### [SUPPLIED MATERIAL]
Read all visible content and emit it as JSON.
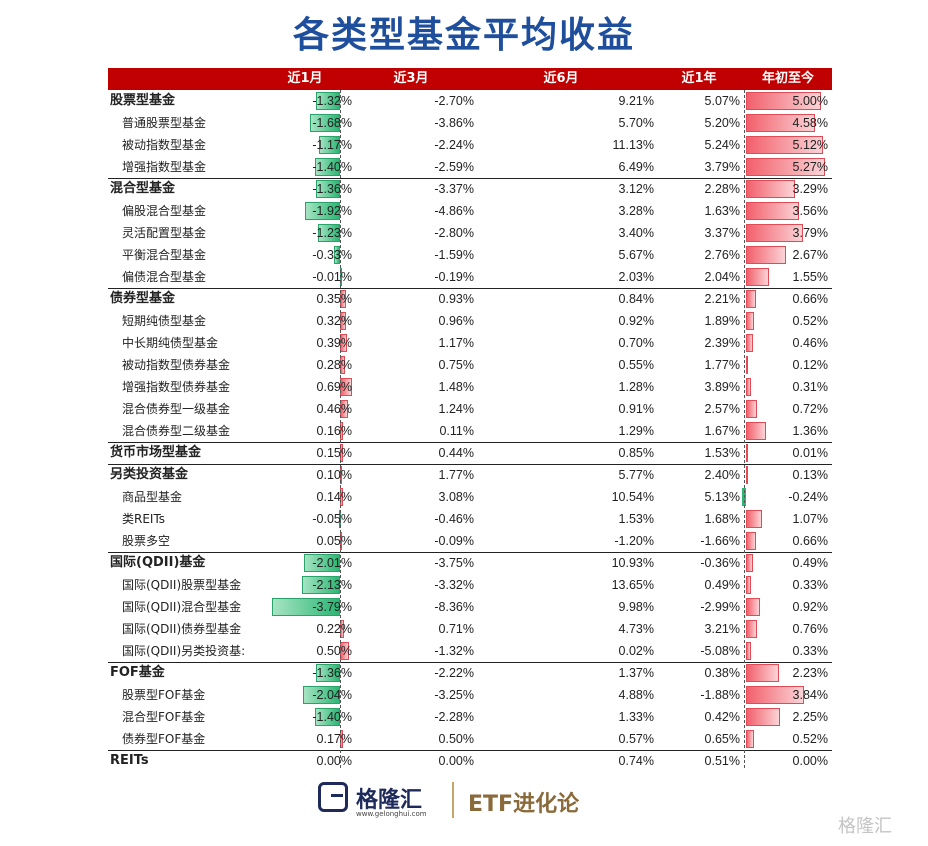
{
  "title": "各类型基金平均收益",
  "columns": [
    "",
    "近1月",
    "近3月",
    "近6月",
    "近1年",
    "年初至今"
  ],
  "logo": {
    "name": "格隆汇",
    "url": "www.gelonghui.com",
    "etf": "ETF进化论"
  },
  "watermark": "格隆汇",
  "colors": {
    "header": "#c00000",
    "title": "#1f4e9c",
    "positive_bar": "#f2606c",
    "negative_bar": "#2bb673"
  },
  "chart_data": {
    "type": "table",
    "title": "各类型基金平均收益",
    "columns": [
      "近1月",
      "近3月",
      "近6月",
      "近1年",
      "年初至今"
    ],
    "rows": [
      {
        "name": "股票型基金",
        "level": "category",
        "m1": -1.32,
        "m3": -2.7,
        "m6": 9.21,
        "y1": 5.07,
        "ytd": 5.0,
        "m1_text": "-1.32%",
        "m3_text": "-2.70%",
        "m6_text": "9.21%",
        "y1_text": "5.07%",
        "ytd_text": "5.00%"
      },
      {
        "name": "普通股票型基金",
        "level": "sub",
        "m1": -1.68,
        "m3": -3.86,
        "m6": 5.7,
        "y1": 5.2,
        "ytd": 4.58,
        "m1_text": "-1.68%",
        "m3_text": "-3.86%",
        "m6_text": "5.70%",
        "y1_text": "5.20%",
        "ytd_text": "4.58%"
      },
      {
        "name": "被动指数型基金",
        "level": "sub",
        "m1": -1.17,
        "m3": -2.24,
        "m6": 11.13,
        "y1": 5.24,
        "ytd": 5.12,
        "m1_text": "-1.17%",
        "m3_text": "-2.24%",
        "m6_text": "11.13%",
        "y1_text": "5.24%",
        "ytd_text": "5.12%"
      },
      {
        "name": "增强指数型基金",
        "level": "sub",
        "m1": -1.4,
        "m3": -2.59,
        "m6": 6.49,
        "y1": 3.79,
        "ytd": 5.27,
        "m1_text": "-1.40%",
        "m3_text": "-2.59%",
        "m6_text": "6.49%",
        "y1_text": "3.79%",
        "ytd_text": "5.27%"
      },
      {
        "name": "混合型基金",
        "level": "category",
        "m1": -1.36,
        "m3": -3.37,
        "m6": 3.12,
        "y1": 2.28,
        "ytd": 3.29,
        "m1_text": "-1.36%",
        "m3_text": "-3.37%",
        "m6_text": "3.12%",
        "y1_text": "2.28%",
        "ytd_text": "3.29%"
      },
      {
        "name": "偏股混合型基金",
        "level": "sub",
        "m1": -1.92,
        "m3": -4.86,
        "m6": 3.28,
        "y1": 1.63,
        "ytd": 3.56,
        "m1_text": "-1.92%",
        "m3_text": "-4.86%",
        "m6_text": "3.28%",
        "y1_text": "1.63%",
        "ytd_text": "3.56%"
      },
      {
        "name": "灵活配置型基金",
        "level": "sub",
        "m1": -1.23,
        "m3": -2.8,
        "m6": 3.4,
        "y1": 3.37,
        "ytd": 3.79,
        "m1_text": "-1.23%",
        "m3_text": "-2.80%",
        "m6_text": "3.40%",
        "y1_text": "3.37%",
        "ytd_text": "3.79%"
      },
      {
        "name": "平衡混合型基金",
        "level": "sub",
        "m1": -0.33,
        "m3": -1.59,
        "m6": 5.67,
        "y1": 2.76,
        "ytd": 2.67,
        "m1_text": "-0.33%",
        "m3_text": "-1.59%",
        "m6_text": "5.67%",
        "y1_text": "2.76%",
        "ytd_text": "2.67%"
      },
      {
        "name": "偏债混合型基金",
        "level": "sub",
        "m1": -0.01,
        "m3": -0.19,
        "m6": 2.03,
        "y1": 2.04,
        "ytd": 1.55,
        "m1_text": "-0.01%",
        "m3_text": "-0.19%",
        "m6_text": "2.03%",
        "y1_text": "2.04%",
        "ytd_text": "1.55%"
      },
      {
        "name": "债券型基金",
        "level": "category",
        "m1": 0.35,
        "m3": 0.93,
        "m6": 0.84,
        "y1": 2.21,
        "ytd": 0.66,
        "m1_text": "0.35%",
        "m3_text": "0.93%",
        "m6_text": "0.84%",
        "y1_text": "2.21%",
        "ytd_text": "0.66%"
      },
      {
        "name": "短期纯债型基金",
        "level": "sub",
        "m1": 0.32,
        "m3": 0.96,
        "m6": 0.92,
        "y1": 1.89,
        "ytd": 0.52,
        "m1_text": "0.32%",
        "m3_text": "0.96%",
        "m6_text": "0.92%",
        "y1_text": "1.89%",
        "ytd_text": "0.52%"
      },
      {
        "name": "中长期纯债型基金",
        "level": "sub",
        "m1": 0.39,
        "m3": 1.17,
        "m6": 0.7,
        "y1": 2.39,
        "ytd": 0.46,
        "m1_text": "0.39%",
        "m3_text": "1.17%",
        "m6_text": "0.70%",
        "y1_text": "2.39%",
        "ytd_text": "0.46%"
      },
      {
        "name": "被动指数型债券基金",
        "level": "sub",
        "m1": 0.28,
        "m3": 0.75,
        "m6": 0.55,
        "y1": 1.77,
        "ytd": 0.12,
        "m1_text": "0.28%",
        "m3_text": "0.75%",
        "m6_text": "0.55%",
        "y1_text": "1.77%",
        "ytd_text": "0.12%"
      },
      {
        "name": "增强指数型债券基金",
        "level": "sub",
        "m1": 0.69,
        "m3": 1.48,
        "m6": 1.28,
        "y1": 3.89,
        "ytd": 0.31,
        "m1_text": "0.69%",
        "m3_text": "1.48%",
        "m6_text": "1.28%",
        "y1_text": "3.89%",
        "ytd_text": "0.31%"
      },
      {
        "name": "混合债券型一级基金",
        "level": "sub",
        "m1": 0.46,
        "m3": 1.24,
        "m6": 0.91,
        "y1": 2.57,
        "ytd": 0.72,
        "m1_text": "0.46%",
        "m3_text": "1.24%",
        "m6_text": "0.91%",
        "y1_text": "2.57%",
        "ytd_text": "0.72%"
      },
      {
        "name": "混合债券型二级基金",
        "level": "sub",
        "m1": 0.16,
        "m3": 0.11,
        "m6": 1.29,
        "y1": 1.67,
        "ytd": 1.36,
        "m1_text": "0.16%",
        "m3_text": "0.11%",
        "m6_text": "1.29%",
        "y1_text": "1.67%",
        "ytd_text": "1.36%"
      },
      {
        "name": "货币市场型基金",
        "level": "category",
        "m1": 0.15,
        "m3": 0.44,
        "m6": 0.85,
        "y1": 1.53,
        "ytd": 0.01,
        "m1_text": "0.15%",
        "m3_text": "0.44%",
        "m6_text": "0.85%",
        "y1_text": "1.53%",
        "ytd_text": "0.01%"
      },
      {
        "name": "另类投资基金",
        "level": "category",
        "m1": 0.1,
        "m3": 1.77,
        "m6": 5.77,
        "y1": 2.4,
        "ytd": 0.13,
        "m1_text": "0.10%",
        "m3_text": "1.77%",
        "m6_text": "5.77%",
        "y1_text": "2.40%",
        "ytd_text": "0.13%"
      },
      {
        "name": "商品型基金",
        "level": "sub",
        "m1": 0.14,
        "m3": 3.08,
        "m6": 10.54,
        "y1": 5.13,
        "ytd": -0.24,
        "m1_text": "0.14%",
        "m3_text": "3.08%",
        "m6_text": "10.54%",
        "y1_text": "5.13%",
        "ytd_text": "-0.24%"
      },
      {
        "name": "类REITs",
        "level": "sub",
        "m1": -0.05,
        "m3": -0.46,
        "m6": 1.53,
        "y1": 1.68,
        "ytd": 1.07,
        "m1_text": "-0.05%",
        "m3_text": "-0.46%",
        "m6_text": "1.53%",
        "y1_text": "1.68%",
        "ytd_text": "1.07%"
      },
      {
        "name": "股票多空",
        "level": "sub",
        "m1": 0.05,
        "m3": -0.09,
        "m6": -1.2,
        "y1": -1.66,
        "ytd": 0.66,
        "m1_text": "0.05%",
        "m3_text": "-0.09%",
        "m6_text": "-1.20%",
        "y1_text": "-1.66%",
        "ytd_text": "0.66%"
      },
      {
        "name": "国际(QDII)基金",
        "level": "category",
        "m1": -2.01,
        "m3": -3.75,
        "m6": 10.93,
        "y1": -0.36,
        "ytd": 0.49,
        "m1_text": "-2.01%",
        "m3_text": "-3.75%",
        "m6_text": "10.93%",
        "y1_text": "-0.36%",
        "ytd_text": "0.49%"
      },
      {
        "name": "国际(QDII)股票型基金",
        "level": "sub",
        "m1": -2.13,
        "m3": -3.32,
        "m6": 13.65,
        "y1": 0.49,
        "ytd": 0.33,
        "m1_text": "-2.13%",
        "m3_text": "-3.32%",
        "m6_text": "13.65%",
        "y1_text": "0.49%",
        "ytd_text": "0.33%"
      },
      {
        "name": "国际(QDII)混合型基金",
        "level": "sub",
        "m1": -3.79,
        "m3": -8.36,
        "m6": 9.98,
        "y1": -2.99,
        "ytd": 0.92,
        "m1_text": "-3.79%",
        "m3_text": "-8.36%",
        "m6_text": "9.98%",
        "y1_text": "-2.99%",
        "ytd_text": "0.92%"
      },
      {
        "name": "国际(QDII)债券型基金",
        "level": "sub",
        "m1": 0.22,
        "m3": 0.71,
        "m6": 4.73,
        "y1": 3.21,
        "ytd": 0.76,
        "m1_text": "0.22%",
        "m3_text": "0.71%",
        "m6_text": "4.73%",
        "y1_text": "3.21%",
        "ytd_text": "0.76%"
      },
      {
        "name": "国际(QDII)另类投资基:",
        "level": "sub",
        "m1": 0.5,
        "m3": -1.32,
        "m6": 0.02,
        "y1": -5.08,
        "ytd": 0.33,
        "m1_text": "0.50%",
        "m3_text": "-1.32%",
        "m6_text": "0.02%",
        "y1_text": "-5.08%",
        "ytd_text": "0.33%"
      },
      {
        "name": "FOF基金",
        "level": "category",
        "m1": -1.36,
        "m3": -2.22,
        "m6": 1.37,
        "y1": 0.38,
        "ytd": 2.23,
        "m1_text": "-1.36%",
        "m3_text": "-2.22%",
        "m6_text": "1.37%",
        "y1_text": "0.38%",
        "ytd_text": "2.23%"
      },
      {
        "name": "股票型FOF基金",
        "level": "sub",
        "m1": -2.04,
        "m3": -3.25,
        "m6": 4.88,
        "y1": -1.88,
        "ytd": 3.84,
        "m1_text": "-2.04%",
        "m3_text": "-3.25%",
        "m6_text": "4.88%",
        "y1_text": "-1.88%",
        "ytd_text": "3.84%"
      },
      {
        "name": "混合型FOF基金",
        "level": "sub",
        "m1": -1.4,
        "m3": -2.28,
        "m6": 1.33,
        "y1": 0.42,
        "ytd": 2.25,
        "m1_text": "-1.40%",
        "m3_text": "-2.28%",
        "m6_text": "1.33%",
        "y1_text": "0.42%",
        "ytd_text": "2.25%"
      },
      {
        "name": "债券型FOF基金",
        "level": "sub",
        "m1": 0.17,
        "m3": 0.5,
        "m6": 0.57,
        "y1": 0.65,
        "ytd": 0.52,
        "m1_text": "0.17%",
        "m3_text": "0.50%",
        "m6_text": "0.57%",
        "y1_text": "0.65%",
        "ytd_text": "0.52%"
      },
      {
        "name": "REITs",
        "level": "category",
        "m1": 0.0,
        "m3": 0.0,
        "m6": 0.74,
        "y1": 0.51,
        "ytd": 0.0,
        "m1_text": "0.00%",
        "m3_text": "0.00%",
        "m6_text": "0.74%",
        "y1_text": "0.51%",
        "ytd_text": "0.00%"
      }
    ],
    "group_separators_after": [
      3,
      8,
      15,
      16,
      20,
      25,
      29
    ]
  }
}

* * *

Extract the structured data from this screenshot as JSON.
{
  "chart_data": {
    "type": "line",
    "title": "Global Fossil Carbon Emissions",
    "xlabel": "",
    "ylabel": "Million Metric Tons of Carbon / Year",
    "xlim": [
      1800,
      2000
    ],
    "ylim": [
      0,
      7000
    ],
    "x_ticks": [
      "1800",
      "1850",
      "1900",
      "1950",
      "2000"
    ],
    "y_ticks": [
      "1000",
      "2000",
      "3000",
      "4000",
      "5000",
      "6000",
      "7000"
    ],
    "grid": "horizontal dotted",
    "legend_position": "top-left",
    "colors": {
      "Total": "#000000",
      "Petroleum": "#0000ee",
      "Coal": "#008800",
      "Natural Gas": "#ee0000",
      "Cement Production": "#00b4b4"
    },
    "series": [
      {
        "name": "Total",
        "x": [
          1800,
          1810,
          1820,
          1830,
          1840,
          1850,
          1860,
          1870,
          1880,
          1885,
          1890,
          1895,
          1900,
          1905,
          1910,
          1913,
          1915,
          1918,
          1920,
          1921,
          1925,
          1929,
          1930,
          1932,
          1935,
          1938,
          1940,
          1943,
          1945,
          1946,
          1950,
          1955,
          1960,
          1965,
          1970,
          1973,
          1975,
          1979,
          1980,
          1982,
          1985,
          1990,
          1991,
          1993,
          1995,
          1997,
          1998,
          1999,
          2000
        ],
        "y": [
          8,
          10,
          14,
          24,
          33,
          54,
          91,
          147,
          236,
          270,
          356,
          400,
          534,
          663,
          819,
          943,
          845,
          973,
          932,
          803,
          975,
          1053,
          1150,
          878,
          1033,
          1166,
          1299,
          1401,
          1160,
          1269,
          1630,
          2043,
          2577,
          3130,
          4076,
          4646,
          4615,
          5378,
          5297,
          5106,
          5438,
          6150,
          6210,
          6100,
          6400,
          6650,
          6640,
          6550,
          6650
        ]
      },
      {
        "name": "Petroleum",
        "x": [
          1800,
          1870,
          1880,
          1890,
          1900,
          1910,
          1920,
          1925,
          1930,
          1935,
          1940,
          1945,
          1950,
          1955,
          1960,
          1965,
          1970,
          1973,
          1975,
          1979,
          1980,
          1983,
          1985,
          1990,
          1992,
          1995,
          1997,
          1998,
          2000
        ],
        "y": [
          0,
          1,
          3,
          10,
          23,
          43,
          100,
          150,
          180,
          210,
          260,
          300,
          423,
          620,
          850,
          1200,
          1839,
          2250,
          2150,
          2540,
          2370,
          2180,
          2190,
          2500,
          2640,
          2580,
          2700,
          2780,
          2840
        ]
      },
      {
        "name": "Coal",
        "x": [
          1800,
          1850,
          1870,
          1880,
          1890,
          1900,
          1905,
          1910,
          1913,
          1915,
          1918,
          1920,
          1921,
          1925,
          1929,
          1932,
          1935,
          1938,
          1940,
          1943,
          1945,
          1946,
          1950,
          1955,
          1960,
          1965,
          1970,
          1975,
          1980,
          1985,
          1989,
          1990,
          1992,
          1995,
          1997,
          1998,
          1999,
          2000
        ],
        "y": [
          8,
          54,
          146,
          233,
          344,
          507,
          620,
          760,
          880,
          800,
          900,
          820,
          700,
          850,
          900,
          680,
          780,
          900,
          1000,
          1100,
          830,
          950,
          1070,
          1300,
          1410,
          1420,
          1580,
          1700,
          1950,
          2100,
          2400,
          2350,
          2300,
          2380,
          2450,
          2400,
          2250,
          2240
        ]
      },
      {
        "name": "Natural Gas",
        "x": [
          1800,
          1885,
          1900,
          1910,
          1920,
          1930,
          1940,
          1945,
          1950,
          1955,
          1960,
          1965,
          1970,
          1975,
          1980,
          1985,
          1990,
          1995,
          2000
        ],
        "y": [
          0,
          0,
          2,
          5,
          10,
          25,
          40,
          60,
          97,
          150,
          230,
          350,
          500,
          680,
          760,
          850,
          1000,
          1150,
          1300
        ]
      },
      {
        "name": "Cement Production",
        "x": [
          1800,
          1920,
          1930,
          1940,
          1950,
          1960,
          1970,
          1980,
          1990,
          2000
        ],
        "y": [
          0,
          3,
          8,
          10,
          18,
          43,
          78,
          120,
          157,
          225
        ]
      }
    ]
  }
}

---

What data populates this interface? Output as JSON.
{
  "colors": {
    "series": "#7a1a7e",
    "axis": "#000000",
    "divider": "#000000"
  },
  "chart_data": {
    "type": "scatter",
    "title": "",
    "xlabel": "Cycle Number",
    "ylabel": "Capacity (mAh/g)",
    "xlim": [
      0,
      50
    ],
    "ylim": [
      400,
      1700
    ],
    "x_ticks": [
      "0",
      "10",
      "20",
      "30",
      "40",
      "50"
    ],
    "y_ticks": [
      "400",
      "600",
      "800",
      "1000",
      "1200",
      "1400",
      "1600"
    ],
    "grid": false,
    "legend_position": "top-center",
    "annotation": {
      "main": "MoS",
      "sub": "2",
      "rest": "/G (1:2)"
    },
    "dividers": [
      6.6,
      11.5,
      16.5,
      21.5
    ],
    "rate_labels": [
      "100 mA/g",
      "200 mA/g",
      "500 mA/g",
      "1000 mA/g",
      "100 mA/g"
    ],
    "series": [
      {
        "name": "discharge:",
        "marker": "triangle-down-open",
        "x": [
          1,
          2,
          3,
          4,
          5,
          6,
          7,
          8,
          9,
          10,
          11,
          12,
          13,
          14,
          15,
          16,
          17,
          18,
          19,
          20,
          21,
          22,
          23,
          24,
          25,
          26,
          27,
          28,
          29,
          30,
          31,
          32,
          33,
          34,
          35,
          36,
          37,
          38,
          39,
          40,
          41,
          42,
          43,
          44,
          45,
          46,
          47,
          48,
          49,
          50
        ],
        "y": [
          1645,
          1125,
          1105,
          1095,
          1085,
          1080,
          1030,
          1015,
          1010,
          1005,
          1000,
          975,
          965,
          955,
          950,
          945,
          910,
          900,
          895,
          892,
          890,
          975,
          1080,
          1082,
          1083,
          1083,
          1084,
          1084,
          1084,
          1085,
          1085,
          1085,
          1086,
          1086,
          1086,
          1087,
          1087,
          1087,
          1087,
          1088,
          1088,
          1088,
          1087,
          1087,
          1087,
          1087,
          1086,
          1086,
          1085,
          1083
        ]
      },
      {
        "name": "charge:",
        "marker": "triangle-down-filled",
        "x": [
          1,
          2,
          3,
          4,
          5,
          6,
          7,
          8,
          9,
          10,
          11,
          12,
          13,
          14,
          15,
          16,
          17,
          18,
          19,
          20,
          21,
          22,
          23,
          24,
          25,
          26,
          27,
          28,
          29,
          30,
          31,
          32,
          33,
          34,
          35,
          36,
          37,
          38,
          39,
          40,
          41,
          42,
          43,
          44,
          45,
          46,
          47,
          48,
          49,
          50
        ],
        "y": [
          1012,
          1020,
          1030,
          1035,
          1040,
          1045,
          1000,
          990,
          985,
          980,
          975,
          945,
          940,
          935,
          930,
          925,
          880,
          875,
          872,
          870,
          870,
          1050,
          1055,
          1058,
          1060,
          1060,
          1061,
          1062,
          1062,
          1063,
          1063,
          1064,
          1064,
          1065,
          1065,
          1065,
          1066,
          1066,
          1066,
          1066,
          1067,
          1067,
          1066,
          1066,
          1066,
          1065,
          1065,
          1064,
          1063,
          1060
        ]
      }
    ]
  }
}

### [PROMPT]
Find all lines with "down" in them and copy each one.

### [EXERCISE RESPONSE]
        "marker": "triangle-down-open",
        "marker": "triangle-down-filled",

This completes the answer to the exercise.